• [Given task] Where a line holds "Sayısı", copy it.

• [Available data]
================

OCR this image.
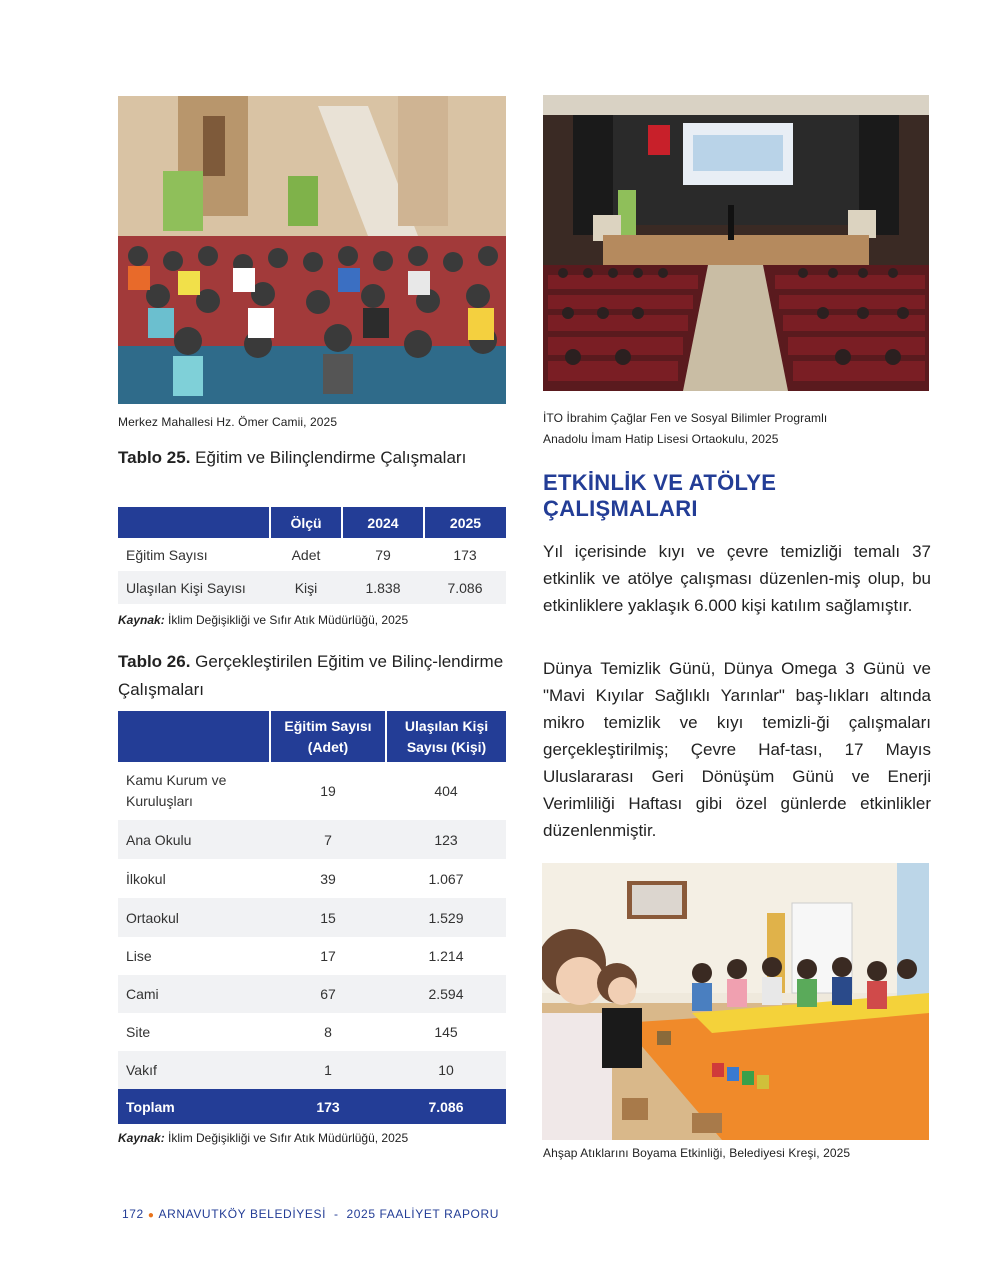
Merkez Mahallesi Hz. Ömer Camii, 2025	İTO İbrahim Çağlar Fen ve Sosyal Bilimler Programlı
Anadolu İmam Hatip Lisesi Ortaokulu, 2025
Tablo 25. Eğitim ve Bilinçlendirme Çalışmaları
	Ölçü	2024	2025
Eğitim Sayısı	Adet	79	173
Ulaşılan Kişi Sayısı	Kişi	1.838	7.086
Kaynak: İklim Değişikliği ve Sıfır Atık Müdürlüğü, 2025
Tablo 26. Gerçekleştirilen Eğitim ve Bilinç-lendirme Çalışmaları
	Eğitim Sayısı (Adet)	Ulaşılan Kişi Sayısı (Kişi)
Kamu Kurum ve Kuruluşları	19	404
Ana Okulu	7	123
İlkokul	39	1.067
Ortaokul	15	1.529
Lise	17	1.214
Cami	67	2.594
Site	8	145
Vakıf	1	10
Toplam	173	7.086
Kaynak: İklim Değişikliği ve Sıfır Atık Müdürlüğü, 2025
ETKİNLİK VE ATÖLYE
ÇALIŞMALARI
Yıl içerisinde kıyı ve çevre temizliği temalı 37 etkinlik ve atölye çalışması düzenlen-miş olup, bu etkinliklere yaklaşık 6.000 kişi katılım sağlamıştır.
Dünya Temizlik Günü, Dünya Omega 3 Günü ve "Mavi Kıyılar Sağlıklı Yarınlar" baş-lıkları altında mikro temizlik ve kıyı temizli-ği çalışmaları gerçekleştirilmiş; Çevre Haf-tası, 17 Mayıs Uluslararası Geri Dönüşüm Günü ve Enerji Verimliliği Haftası gibi özel günlerde etkinlikler düzenlenmiştir.
Ahşap Atıklarını Boyama Etkinliği, Belediyesi Kreşi, 2025
172 ● ARNAVUTKÖY BELEDİYESİ - 2025 FAALİYET RAPORU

================

• [Solution to the exercise]
Eğitim Sayısı	Adet	79	173
Ulaşılan Kişi Sayısı	Kişi	1.838	7.086
	Eğitim Sayısı (Adet)	Ulaşılan Kişi Sayısı (Kişi)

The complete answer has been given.